## Task goal
Omit every picture and write out the rest of the records exactly.

## Start Records for this task

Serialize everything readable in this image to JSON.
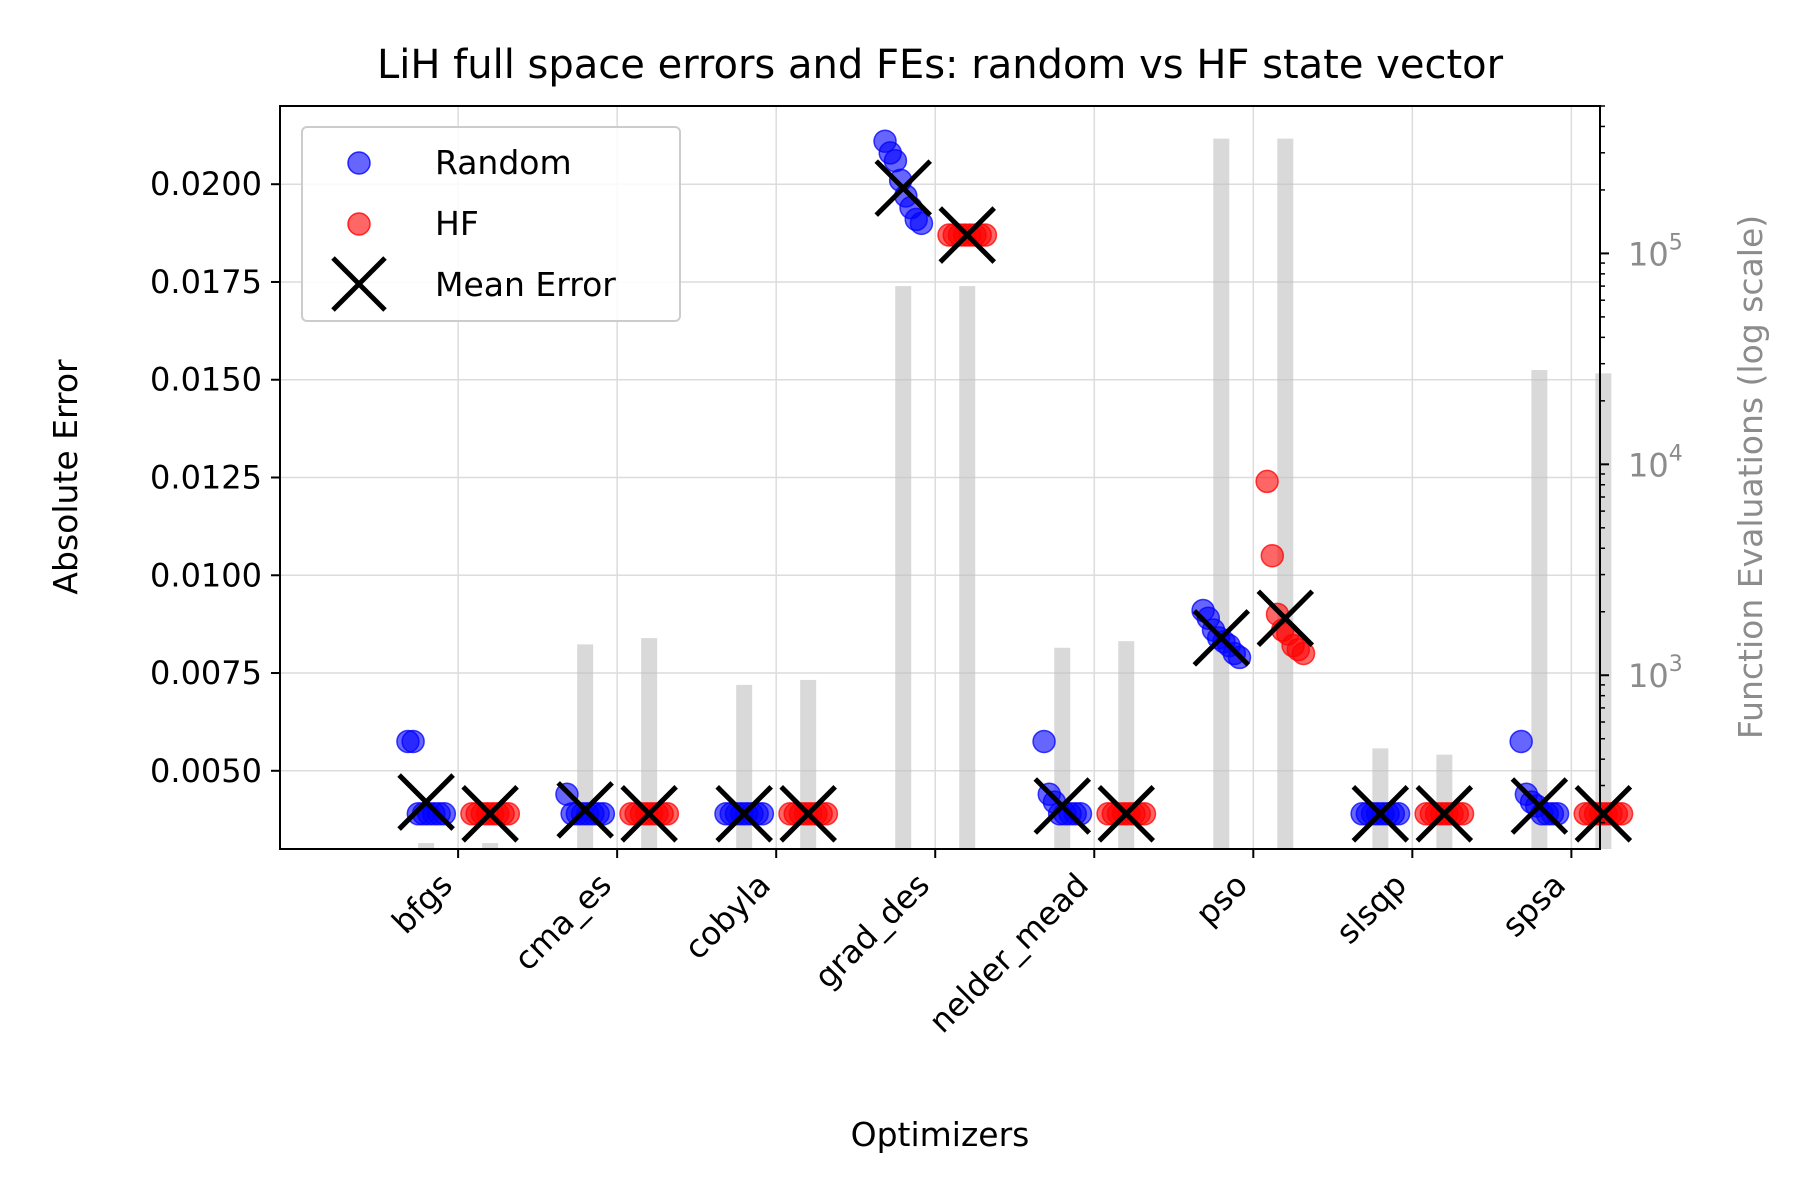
{
  "chart_data": {
    "type": "scatter",
    "title": "LiH full space errors and FEs: random vs HF state vector",
    "xlabel": "Optimizers",
    "ylabel": "Absolute Error",
    "y2label": "Function Evaluations (log scale)",
    "categories": [
      "bfgs",
      "cma_es",
      "cobyla",
      "grad_des",
      "nelder_mead",
      "pso",
      "slsqp",
      "spsa"
    ],
    "ylim": [
      0.003,
      0.022
    ],
    "y_ticks": [
      0.005,
      0.0075,
      0.01,
      0.0125,
      0.015,
      0.0175,
      0.02
    ],
    "y_tick_labels": [
      "0.0050",
      "0.0075",
      "0.0100",
      "0.0125",
      "0.0150",
      "0.0175",
      "0.0200"
    ],
    "y2_scale": "log",
    "y2lim": [
      150,
      500000
    ],
    "y2_ticks": [
      1000,
      10000,
      100000
    ],
    "y2_tick_base": "10",
    "y2_tick_exponents": [
      "3",
      "4",
      "5"
    ],
    "grid": true,
    "legend": {
      "placement": "top-left",
      "entries": [
        {
          "label": "Random",
          "marker": "circle",
          "color": "#0000ff"
        },
        {
          "label": "HF",
          "marker": "circle",
          "color": "#ff0000"
        },
        {
          "label": "Mean Error",
          "marker": "x",
          "color": "#000000"
        }
      ]
    },
    "series": [
      {
        "name": "Random",
        "color": "#0000ff",
        "errors": [
          [
            0.00575,
            0.00575,
            0.0039,
            0.0039,
            0.0039,
            0.0039,
            0.0039,
            0.0039
          ],
          [
            0.0044,
            0.0039,
            0.0039,
            0.0039,
            0.0039,
            0.0039,
            0.0039,
            0.0039
          ],
          [
            0.0039,
            0.0039,
            0.0039,
            0.0039,
            0.0039,
            0.0039,
            0.0039,
            0.0039
          ],
          [
            0.0211,
            0.0208,
            0.0206,
            0.0201,
            0.0197,
            0.0194,
            0.0191,
            0.019
          ],
          [
            0.00575,
            0.0044,
            0.0042,
            0.0039,
            0.0039,
            0.0039,
            0.0039,
            0.0039
          ],
          [
            0.0091,
            0.0089,
            0.0086,
            0.0084,
            0.0083,
            0.0082,
            0.008,
            0.0079
          ],
          [
            0.0039,
            0.0039,
            0.0039,
            0.0039,
            0.0039,
            0.0039,
            0.0039,
            0.0039
          ],
          [
            0.00575,
            0.0044,
            0.0042,
            0.0041,
            0.0039,
            0.0039,
            0.0039,
            0.0039
          ]
        ],
        "mean_error": [
          0.0042,
          0.004,
          0.0039,
          0.0199,
          0.0041,
          0.0084,
          0.0039,
          0.0041
        ],
        "function_evaluations": [
          160,
          1400,
          900,
          70000,
          1350,
          350000,
          450,
          28000
        ]
      },
      {
        "name": "HF",
        "color": "#ff0000",
        "errors": [
          [
            0.0039,
            0.0039,
            0.0039,
            0.0039,
            0.0039,
            0.0039,
            0.0039,
            0.0039
          ],
          [
            0.0039,
            0.0039,
            0.0039,
            0.0039,
            0.0039,
            0.0039,
            0.0039,
            0.0039
          ],
          [
            0.0039,
            0.0039,
            0.0039,
            0.0039,
            0.0039,
            0.0039,
            0.0039,
            0.0039
          ],
          [
            0.0187,
            0.0187,
            0.0187,
            0.0187,
            0.0187,
            0.0187,
            0.0187,
            0.0187
          ],
          [
            0.0039,
            0.0039,
            0.0039,
            0.0039,
            0.0039,
            0.0039,
            0.0039,
            0.0039
          ],
          [
            0.0124,
            0.0105,
            0.009,
            0.0086,
            0.0085,
            0.0082,
            0.0081,
            0.008
          ],
          [
            0.0039,
            0.0039,
            0.0039,
            0.0039,
            0.0039,
            0.0039,
            0.0039,
            0.0039
          ],
          [
            0.0039,
            0.0039,
            0.0039,
            0.0039,
            0.0039,
            0.0039,
            0.0039,
            0.0039
          ]
        ],
        "mean_error": [
          0.0039,
          0.0039,
          0.0039,
          0.0187,
          0.0039,
          0.0089,
          0.0039,
          0.0039
        ],
        "function_evaluations": [
          160,
          1500,
          950,
          70000,
          1450,
          350000,
          420,
          27000
        ]
      }
    ]
  }
}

## End Records for this task

## Solution below
Serialize everything readable in this image to JSON.
{
  "chart_data": {
    "type": "scatter",
    "title": "LiH full space errors and FEs: random vs HF state vector",
    "xlabel": "Optimizers",
    "ylabel": "Absolute Error",
    "y2label": "Function Evaluations (log scale)",
    "categories": [
      "bfgs",
      "cma_es",
      "cobyla",
      "grad_des",
      "nelder_mead",
      "pso",
      "slsqp",
      "spsa"
    ],
    "ylim": [
      0.003,
      0.022
    ],
    "y_ticks": [
      0.005,
      0.0075,
      0.01,
      0.0125,
      0.015,
      0.0175,
      0.02
    ],
    "y_tick_labels": [
      "0.0050",
      "0.0075",
      "0.0100",
      "0.0125",
      "0.0150",
      "0.0175",
      "0.0200"
    ],
    "y2_scale": "log",
    "y2lim": [
      150,
      500000
    ],
    "y2_ticks": [
      1000,
      10000,
      100000
    ],
    "y2_tick_base": "10",
    "y2_tick_exponents": [
      "3",
      "4",
      "5"
    ],
    "grid": true,
    "legend": {
      "placement": "top-left",
      "entries": [
        {
          "label": "Random",
          "marker": "circle",
          "color": "#0000ff"
        },
        {
          "label": "HF",
          "marker": "circle",
          "color": "#ff0000"
        },
        {
          "label": "Mean Error",
          "marker": "x",
          "color": "#000000"
        }
      ]
    },
    "series": [
      {
        "name": "Random",
        "color": "#0000ff",
        "errors": [
          [
            0.00575,
            0.00575,
            0.0039,
            0.0039,
            0.0039,
            0.0039,
            0.0039,
            0.0039
          ],
          [
            0.0044,
            0.0039,
            0.0039,
            0.0039,
            0.0039,
            0.0039,
            0.0039,
            0.0039
          ],
          [
            0.0039,
            0.0039,
            0.0039,
            0.0039,
            0.0039,
            0.0039,
            0.0039,
            0.0039
          ],
          [
            0.0211,
            0.0208,
            0.0206,
            0.0201,
            0.0197,
            0.0194,
            0.0191,
            0.019
          ],
          [
            0.00575,
            0.0044,
            0.0042,
            0.0039,
            0.0039,
            0.0039,
            0.0039,
            0.0039
          ],
          [
            0.0091,
            0.0089,
            0.0086,
            0.0084,
            0.0083,
            0.0082,
            0.008,
            0.0079
          ],
          [
            0.0039,
            0.0039,
            0.0039,
            0.0039,
            0.0039,
            0.0039,
            0.0039,
            0.0039
          ],
          [
            0.00575,
            0.0044,
            0.0042,
            0.0041,
            0.0039,
            0.0039,
            0.0039,
            0.0039
          ]
        ],
        "mean_error": [
          0.0042,
          0.004,
          0.0039,
          0.0199,
          0.0041,
          0.0084,
          0.0039,
          0.0041
        ],
        "function_evaluations": [
          160,
          1400,
          900,
          70000,
          1350,
          350000,
          450,
          28000
        ]
      },
      {
        "name": "HF",
        "color": "#ff0000",
        "errors": [
          [
            0.0039,
            0.0039,
            0.0039,
            0.0039,
            0.0039,
            0.0039,
            0.0039,
            0.0039
          ],
          [
            0.0039,
            0.0039,
            0.0039,
            0.0039,
            0.0039,
            0.0039,
            0.0039,
            0.0039
          ],
          [
            0.0039,
            0.0039,
            0.0039,
            0.0039,
            0.0039,
            0.0039,
            0.0039,
            0.0039
          ],
          [
            0.0187,
            0.0187,
            0.0187,
            0.0187,
            0.0187,
            0.0187,
            0.0187,
            0.0187
          ],
          [
            0.0039,
            0.0039,
            0.0039,
            0.0039,
            0.0039,
            0.0039,
            0.0039,
            0.0039
          ],
          [
            0.0124,
            0.0105,
            0.009,
            0.0086,
            0.0085,
            0.0082,
            0.0081,
            0.008
          ],
          [
            0.0039,
            0.0039,
            0.0039,
            0.0039,
            0.0039,
            0.0039,
            0.0039,
            0.0039
          ],
          [
            0.0039,
            0.0039,
            0.0039,
            0.0039,
            0.0039,
            0.0039,
            0.0039,
            0.0039
          ]
        ],
        "mean_error": [
          0.0039,
          0.0039,
          0.0039,
          0.0187,
          0.0039,
          0.0089,
          0.0039,
          0.0039
        ],
        "function_evaluations": [
          160,
          1500,
          950,
          70000,
          1450,
          350000,
          420,
          27000
        ]
      }
    ]
  }
}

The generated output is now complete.